[Figure contents as structured data]
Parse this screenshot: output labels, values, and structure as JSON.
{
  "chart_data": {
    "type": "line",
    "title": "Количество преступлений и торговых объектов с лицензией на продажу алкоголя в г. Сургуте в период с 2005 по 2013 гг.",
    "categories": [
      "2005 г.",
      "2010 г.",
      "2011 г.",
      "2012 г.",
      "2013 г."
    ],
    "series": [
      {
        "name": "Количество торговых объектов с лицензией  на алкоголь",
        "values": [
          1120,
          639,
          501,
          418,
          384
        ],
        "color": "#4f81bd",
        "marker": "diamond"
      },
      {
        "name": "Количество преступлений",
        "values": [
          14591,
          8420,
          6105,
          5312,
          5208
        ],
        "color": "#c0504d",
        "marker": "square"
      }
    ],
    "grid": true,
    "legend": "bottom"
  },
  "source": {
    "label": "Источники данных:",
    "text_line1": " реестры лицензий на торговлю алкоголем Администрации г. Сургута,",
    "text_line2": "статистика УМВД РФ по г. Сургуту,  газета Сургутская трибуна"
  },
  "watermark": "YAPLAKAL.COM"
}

» **Task to carry out**: Determine how many lines of this listing contain "лицензией", and give only the number.

» **Answer to the task**: 2